◆ **RECORDS TO PROCESS**
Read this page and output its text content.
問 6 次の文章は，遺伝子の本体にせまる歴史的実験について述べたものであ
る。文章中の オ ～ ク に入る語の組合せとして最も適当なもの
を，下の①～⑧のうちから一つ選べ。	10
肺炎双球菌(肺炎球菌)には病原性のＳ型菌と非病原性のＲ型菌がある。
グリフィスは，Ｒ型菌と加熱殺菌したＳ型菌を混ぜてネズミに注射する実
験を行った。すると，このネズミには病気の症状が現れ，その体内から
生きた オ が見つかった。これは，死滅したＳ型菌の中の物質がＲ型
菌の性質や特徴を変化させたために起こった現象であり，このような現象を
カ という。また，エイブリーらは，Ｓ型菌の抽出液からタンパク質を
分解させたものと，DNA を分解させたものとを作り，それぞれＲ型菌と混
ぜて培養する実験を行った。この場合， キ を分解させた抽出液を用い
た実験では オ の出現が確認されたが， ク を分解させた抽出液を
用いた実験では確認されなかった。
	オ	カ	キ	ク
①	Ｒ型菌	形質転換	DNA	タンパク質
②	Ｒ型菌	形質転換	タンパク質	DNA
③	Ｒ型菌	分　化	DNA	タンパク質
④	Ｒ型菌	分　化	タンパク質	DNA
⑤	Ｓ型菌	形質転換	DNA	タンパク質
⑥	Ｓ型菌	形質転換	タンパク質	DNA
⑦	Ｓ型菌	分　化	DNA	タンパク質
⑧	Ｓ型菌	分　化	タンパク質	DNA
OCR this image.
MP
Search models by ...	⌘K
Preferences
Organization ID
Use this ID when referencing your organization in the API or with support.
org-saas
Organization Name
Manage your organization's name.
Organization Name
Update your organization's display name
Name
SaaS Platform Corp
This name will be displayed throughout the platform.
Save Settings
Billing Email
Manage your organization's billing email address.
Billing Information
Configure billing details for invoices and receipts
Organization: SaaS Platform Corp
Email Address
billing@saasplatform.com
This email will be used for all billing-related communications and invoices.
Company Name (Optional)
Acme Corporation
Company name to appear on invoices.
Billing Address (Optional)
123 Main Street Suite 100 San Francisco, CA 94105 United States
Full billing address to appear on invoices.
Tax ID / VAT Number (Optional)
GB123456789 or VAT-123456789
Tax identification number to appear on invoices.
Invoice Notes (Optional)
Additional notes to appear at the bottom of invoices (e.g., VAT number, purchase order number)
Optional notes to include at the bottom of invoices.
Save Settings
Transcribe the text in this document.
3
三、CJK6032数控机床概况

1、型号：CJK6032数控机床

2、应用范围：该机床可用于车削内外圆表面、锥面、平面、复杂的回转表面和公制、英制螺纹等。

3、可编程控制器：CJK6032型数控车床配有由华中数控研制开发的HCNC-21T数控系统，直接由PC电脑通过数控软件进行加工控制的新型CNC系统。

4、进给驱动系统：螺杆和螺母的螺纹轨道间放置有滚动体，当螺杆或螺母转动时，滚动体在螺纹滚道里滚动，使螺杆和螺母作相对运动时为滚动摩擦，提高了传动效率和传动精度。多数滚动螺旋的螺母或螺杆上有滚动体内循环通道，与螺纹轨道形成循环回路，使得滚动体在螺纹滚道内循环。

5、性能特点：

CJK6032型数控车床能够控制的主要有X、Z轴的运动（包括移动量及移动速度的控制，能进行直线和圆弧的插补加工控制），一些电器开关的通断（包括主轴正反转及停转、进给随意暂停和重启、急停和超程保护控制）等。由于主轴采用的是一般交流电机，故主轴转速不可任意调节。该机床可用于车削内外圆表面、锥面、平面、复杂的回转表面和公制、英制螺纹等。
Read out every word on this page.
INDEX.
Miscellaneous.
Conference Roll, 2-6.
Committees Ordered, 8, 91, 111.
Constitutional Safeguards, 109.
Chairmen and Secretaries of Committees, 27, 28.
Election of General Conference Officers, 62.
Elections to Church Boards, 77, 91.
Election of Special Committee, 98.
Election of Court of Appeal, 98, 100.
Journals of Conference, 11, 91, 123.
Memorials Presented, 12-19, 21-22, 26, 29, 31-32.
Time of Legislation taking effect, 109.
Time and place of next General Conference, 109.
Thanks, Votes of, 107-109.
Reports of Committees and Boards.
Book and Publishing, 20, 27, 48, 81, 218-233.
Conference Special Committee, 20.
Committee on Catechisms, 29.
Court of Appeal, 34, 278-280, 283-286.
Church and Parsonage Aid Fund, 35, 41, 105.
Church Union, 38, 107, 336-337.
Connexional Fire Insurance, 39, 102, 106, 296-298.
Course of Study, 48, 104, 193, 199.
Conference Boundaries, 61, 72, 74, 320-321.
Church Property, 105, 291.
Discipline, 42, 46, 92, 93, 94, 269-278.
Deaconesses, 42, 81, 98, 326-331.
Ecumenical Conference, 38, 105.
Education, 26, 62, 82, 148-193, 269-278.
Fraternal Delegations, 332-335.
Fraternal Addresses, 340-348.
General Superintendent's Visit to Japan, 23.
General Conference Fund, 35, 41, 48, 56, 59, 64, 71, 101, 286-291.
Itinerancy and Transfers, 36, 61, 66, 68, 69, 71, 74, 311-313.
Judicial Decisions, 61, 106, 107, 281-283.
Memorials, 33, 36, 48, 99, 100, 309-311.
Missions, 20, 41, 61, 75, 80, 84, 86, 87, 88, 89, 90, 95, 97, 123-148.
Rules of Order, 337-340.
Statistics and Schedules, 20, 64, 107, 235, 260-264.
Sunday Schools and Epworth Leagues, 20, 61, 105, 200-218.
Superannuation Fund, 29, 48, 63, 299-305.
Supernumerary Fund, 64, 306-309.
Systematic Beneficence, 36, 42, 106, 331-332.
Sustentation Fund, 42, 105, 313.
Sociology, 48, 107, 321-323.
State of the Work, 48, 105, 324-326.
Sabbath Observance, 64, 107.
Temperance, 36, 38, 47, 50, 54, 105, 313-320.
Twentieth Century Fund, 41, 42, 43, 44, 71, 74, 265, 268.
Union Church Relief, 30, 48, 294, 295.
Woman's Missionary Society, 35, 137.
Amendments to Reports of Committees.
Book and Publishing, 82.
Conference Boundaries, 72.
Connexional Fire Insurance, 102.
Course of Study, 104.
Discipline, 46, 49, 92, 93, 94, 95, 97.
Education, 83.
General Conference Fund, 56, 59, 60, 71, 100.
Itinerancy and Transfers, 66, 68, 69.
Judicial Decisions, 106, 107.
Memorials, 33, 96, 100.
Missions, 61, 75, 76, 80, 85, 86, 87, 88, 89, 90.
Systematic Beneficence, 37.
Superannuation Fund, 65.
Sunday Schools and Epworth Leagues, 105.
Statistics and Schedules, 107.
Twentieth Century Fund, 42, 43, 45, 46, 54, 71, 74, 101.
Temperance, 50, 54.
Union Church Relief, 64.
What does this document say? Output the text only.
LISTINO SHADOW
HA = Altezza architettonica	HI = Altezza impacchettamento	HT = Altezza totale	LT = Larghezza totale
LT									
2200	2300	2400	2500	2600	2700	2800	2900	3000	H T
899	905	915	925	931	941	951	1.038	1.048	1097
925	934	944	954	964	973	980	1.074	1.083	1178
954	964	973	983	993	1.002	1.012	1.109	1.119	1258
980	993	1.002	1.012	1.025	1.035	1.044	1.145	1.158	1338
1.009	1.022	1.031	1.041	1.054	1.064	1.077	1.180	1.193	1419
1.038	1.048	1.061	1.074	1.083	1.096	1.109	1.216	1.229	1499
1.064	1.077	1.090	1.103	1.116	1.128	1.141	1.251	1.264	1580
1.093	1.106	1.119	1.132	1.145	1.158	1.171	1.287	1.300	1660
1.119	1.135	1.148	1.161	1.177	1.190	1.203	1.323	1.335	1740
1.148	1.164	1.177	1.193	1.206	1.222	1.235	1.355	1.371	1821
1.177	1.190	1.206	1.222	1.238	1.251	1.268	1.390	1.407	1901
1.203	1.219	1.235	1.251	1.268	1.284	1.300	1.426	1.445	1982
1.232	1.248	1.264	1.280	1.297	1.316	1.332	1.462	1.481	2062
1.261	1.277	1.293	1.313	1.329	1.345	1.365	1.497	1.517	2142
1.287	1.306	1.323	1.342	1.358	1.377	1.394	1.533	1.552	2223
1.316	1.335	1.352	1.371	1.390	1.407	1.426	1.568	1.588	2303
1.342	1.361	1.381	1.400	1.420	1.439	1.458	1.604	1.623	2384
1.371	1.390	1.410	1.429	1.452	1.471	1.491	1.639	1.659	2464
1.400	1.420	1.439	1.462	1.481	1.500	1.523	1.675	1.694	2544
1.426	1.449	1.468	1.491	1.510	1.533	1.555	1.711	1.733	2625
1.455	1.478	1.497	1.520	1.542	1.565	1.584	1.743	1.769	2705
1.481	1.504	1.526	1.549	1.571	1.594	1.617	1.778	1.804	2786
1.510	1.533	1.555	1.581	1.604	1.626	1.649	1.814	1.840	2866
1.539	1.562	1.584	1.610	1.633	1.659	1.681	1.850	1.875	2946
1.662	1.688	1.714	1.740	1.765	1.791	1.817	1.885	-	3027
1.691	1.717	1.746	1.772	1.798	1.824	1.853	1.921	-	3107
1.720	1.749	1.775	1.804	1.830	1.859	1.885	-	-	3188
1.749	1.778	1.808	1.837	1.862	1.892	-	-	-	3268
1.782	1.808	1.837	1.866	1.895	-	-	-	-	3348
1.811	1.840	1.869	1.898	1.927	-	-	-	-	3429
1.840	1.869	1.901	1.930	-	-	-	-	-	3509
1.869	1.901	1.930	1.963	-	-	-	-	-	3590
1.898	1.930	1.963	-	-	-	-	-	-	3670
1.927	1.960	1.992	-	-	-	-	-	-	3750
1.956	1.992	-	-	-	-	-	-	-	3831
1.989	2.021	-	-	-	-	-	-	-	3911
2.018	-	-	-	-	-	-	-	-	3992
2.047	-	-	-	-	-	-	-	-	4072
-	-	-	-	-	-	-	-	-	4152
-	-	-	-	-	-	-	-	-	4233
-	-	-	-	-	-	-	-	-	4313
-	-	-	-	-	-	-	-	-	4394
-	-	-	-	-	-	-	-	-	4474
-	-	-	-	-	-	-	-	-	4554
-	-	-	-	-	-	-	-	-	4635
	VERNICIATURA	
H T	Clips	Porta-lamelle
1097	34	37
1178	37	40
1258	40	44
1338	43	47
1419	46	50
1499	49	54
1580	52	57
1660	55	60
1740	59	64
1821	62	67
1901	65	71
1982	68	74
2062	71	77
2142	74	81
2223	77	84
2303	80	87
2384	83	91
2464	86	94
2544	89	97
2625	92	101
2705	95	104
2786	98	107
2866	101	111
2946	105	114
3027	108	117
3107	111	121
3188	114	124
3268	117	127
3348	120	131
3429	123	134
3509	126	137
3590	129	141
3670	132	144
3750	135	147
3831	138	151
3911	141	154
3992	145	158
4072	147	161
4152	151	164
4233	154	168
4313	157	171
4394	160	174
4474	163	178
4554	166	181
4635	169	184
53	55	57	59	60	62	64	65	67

◆ **PROBLEM DETAILS**
Some lines of the data above may hold the word "Manage"; report how many do, and nothing else.

◆ **OUTPUT**
2